▸ **Description of the task**: Please copy every line of the records below that holds the word "mohl".

▸ **Input rows**:
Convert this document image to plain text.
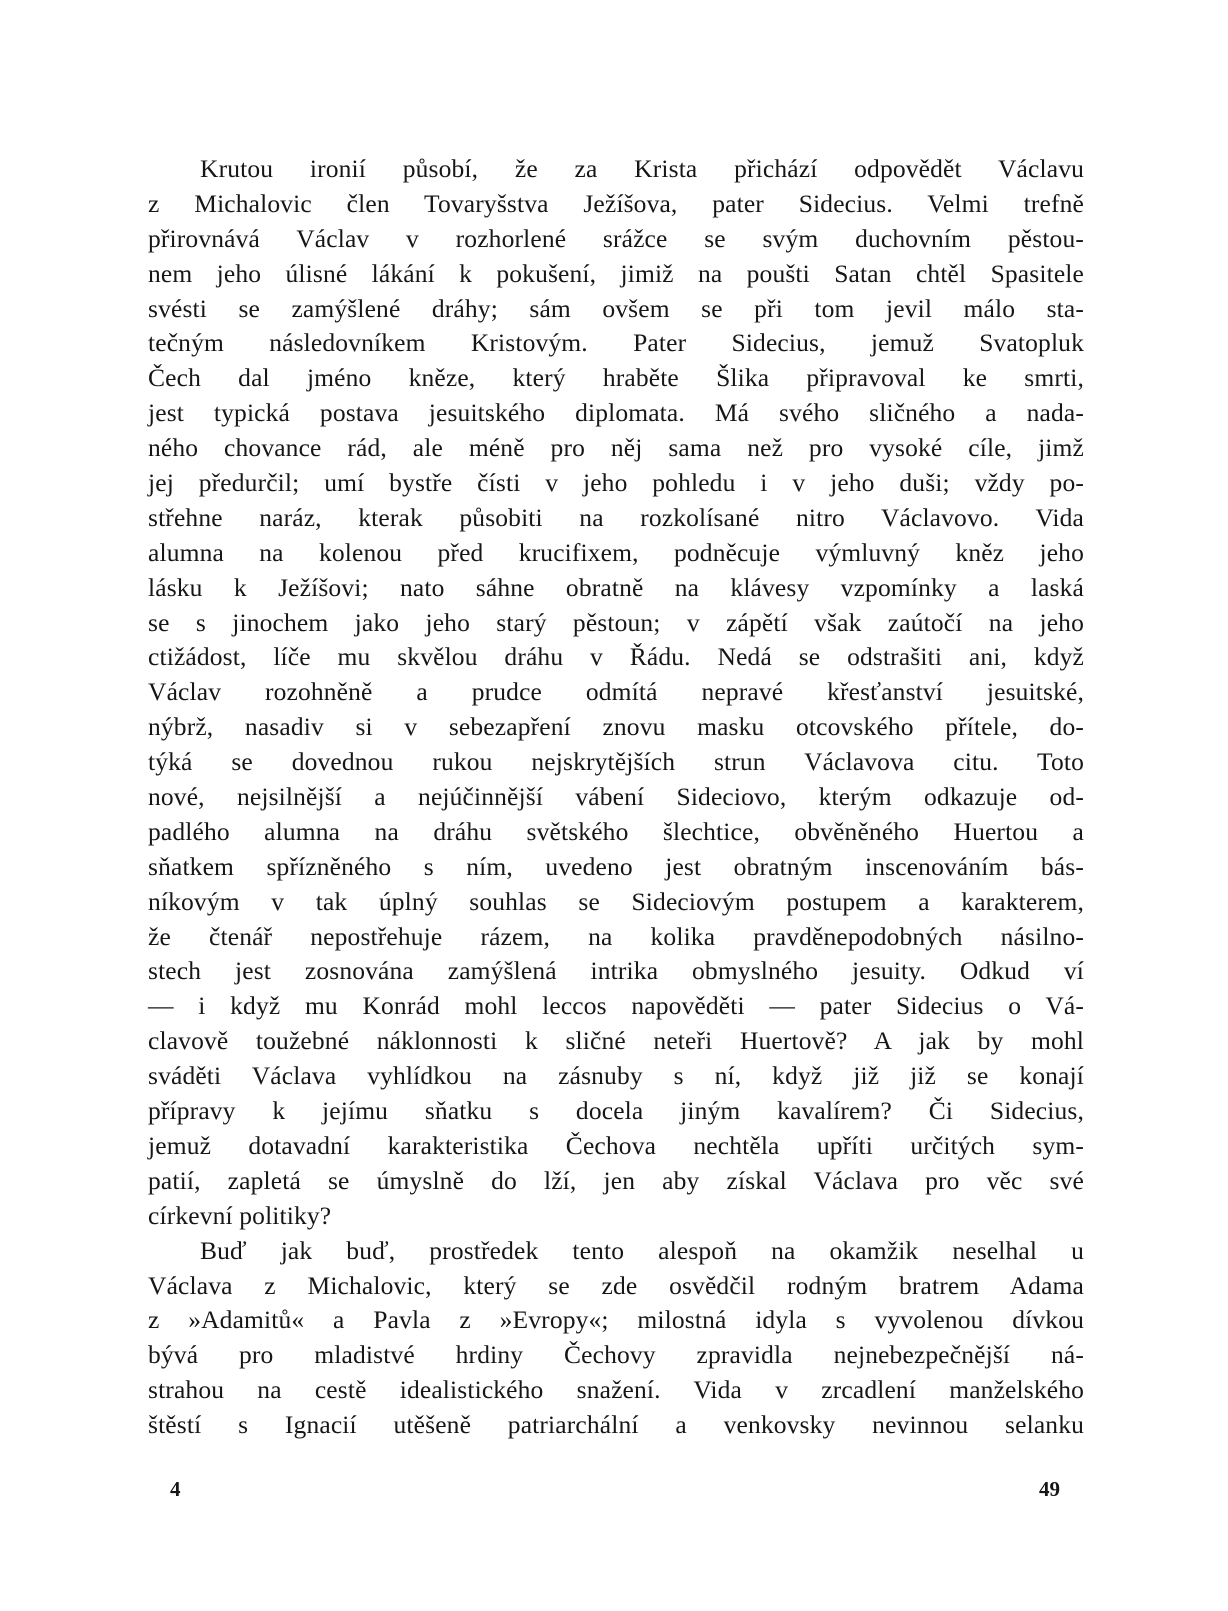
Krutou ironií působí, že za Krista přichází odpovědět Václavu
z Michalovic člen Tovaryšstva Ježíšova, pater Sidecius. Velmi trefně
přirovnává Václav v rozhorlené srážce se svým duchovním pěstou-
nem jeho úlisné lákání k pokušení, jimiž na poušti Satan chtěl Spasitele
svésti se zamýšlené dráhy; sám ovšem se při tom jevil málo sta-
tečným následovníkem Kristovým. Pater Sidecius, jemuž Svatopluk
Čech dal jméno kněze, který hraběte Šlika připravoval ke smrti,
jest typická postava jesuitského diplomata. Má svého sličného a nada-
ného chovance rád, ale méně pro něj sama než pro vysoké cíle, jimž
jej předurčil; umí bystře čísti v jeho pohledu i v jeho duši; vždy po-
střehne naráz, kterak působiti na rozkolísané nitro Václavovo. Vida
alumna na kolenou před krucifixem, podněcuje výmluvný kněz jeho
lásku k Ježíšovi; nato sáhne obratně na klávesy vzpomínky a laská
se s jinochem jako jeho starý pěstoun; v zápětí však zaútočí na jeho
ctižádost, líče mu skvělou dráhu v Řádu. Nedá se odstrašiti ani, když
Václav rozohněně a prudce odmítá nepravé křesťanství jesuitské,
nýbrž, nasadiv si v sebezapření znovu masku otcovského přítele, do-
týká se dovednou rukou nejskrytějších strun Václavova citu. Toto
nové, nejsilnější a nejúčinnější vábení Sideciovo, kterým odkazuje od-
padlého alumna na dráhu světského šlechtice, obvěněného Huertou a
sňatkem spřízněného s ním, uvedeno jest obratným inscenováním bás-
níkovým v tak úplný souhlas se Sideciovým postupem a karakterem,
že čtenář nepostřehuje rázem, na kolika pravděnepodobných násilno-
stech jest zosnována zamýšlená intrika obmyslného jesuity. Odkud ví
— i když mu Konrád mohl leccos napověděti — pater Sidecius o Vá-
clavově toužebné náklonnosti k sličné neteři Huertově? A jak by mohl
sváděti Václava vyhlídkou na zásnuby s ní, když již již se konají
přípravy k jejímu sňatku s docela jiným kavalírem? Či Sidecius,
jemuž dotavadní karakteristika Čechova nechtěla upříti určitých sym-
patií, zapletá se úmyslně do lží, jen aby získal Václava pro věc své
církevní politiky?
Buď jak buď, prostředek tento alespoň na okamžik neselhal u
Václava z Michalovic, který se zde osvědčil rodným bratrem Adama
z »Adamitů« a Pavla z »Evropy«; milostná idyla s vyvolenou dívkou
bývá pro mladistvé hrdiny Čechovy zpravidla nejnebezpečnější ná-
strahou na cestě idealistického snažení. Vida v zrcadlení manželského
štěstí s Ignacií utěšeně patriarchální a venkovsky nevinnou selanku
4	49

▸ **Result of the exercise**:
— i když mu Konrád mohl leccos napověděti — pater Sidecius o Vá-
clavově toužebné náklonnosti k sličné neteři Huertově? A jak by mohl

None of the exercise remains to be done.